**** Exercise material ****
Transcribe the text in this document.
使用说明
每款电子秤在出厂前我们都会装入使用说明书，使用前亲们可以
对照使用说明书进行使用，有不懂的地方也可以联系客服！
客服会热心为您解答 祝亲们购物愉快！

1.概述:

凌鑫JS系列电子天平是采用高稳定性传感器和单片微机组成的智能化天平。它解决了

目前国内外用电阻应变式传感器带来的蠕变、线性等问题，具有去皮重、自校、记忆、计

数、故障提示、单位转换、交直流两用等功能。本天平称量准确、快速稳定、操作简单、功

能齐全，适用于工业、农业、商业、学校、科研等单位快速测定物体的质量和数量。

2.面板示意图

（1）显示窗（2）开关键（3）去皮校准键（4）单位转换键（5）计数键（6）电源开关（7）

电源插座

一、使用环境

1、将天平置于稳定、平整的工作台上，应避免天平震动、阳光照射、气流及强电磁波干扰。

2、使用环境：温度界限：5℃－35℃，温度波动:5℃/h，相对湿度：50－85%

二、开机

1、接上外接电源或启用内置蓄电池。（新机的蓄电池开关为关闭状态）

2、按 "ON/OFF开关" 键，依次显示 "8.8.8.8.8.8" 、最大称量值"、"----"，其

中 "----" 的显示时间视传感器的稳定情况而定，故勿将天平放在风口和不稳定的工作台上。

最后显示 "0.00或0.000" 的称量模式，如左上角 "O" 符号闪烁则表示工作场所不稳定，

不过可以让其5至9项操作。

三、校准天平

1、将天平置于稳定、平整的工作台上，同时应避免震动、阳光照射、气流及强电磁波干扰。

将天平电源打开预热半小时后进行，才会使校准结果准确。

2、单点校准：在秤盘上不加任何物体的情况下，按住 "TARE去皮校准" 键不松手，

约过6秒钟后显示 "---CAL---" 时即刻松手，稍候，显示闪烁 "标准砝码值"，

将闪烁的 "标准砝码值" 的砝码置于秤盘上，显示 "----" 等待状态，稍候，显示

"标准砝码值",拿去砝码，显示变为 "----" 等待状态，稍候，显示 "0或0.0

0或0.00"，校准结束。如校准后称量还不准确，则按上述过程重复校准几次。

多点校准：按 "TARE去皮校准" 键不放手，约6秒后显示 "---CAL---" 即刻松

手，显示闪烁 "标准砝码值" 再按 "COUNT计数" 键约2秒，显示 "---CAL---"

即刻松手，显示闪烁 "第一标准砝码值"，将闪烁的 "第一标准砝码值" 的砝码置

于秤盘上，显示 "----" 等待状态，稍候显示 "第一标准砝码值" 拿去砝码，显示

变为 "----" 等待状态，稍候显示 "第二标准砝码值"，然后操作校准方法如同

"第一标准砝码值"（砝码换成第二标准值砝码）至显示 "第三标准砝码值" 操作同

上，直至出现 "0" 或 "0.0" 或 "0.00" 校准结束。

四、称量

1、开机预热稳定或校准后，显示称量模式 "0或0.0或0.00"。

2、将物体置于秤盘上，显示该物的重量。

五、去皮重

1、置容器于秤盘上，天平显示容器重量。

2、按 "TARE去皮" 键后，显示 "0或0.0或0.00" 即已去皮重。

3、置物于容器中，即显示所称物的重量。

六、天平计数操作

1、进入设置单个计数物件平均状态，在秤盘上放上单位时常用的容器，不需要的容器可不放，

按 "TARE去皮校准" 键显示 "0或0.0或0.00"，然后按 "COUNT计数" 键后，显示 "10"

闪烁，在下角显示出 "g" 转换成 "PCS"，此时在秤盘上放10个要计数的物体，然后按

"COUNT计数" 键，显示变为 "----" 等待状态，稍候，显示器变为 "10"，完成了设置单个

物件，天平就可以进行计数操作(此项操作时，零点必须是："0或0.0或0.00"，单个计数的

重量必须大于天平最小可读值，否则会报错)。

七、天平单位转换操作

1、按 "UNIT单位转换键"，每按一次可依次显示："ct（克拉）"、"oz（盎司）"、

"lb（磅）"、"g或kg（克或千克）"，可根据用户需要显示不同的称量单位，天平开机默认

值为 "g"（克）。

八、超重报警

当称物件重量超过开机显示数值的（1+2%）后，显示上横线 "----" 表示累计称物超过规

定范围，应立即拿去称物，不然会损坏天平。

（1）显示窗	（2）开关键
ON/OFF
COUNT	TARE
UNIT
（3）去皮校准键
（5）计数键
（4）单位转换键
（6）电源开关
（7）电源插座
****
__Task statement__:
Restate every record exactly, leaving nothing out.

__Task output__:
Transcribe the text in this document.
使用说明
每款电子秤在出厂前我们都会装入使用说明书，使用前亲们可以
对照使用说明书进行使用，有不懂的地方也可以联系客服！
客服会热心为您解答 祝亲们购物愉快！

1.概述:

凌鑫JS系列电子天平是采用高稳定性传感器和单片微机组成的智能化天平。它解决了

目前国内外用电阻应变式传感器带来的蠕变、线性等问题，具有去皮重、自校、记忆、计

数、故障提示、单位转换、交直流两用等功能。本天平称量准确、快速稳定、操作简单、功

能齐全，适用于工业、农业、商业、学校、科研等单位快速测定物体的质量和数量。

2.面板示意图

（1）显示窗（2）开关键（3）去皮校准键（4）单位转换键（5）计数键（6）电源开关（7）

电源插座

一、使用环境

1、将天平置于稳定、平整的工作台上，应避免天平震动、阳光照射、气流及强电磁波干扰。

2、使用环境：温度界限：5℃－35℃，温度波动:5℃/h，相对湿度：50－85%

二、开机

1、接上外接电源或启用内置蓄电池。（新机的蓄电池开关为关闭状态）

2、按 "ON/OFF开关" 键，依次显示 "8.8.8.8.8.8" 、最大称量值"、"----"，其

中 "----" 的显示时间视传感器的稳定情况而定，故勿将天平放在风口和不稳定的工作台上。

最后显示 "0.00或0.000" 的称量模式，如左上角 "O" 符号闪烁则表示工作场所不稳定，

不过可以让其5至9项操作。

三、校准天平

1、将天平置于稳定、平整的工作台上，同时应避免震动、阳光照射、气流及强电磁波干扰。

将天平电源打开预热半小时后进行，才会使校准结果准确。

2、单点校准：在秤盘上不加任何物体的情况下，按住 "TARE去皮校准" 键不松手，

约过6秒钟后显示 "---CAL---" 时即刻松手，稍候，显示闪烁 "标准砝码值"，

将闪烁的 "标准砝码值" 的砝码置于秤盘上，显示 "----" 等待状态，稍候，显示

"标准砝码值",拿去砝码，显示变为 "----" 等待状态，稍候，显示 "0或0.0

0或0.00"，校准结束。如校准后称量还不准确，则按上述过程重复校准几次。

多点校准：按 "TARE去皮校准" 键不放手，约6秒后显示 "---CAL---" 即刻松

手，显示闪烁 "标准砝码值" 再按 "COUNT计数" 键约2秒，显示 "---CAL---"

即刻松手，显示闪烁 "第一标准砝码值"，将闪烁的 "第一标准砝码值" 的砝码置

于秤盘上，显示 "----" 等待状态，稍候显示 "第一标准砝码值" 拿去砝码，显示

变为 "----" 等待状态，稍候显示 "第二标准砝码值"，然后操作校准方法如同

"第一标准砝码值"（砝码换成第二标准值砝码）至显示 "第三标准砝码值" 操作同

上，直至出现 "0" 或 "0.0" 或 "0.00" 校准结束。

四、称量

1、开机预热稳定或校准后，显示称量模式 "0或0.0或0.00"。

2、将物体置于秤盘上，显示该物的重量。

五、去皮重

1、置容器于秤盘上，天平显示容器重量。

2、按 "TARE去皮" 键后，显示 "0或0.0或0.00" 即已去皮重。

3、置物于容器中，即显示所称物的重量。

六、天平计数操作

1、进入设置单个计数物件平均状态，在秤盘上放上单位时常用的容器，不需要的容器可不放，

按 "TARE去皮校准" 键显示 "0或0.0或0.00"，然后按 "COUNT计数" 键后，显示 "10"

闪烁，在下角显示出 "g" 转换成 "PCS"，此时在秤盘上放10个要计数的物体，然后按

"COUNT计数" 键，显示变为 "----" 等待状态，稍候，显示器变为 "10"，完成了设置单个

物件，天平就可以进行计数操作(此项操作时，零点必须是："0或0.0或0.00"，单个计数的

重量必须大于天平最小可读值，否则会报错)。

七、天平单位转换操作

1、按 "UNIT单位转换键"，每按一次可依次显示："ct（克拉）"、"oz（盎司）"、

"lb（磅）"、"g或kg（克或千克）"，可根据用户需要显示不同的称量单位，天平开机默认

值为 "g"（克）。

八、超重报警

当称物件重量超过开机显示数值的（1+2%）后，显示上横线 "----" 表示累计称物超过规

定范围，应立即拿去称物，不然会损坏天平。

（1）显示窗	（2）开关键
ON/OFF
COUNT	TARE
UNIT
（3）去皮校准键
（5）计数键
（4）单位转换键
（6）电源开关
（7）电源插座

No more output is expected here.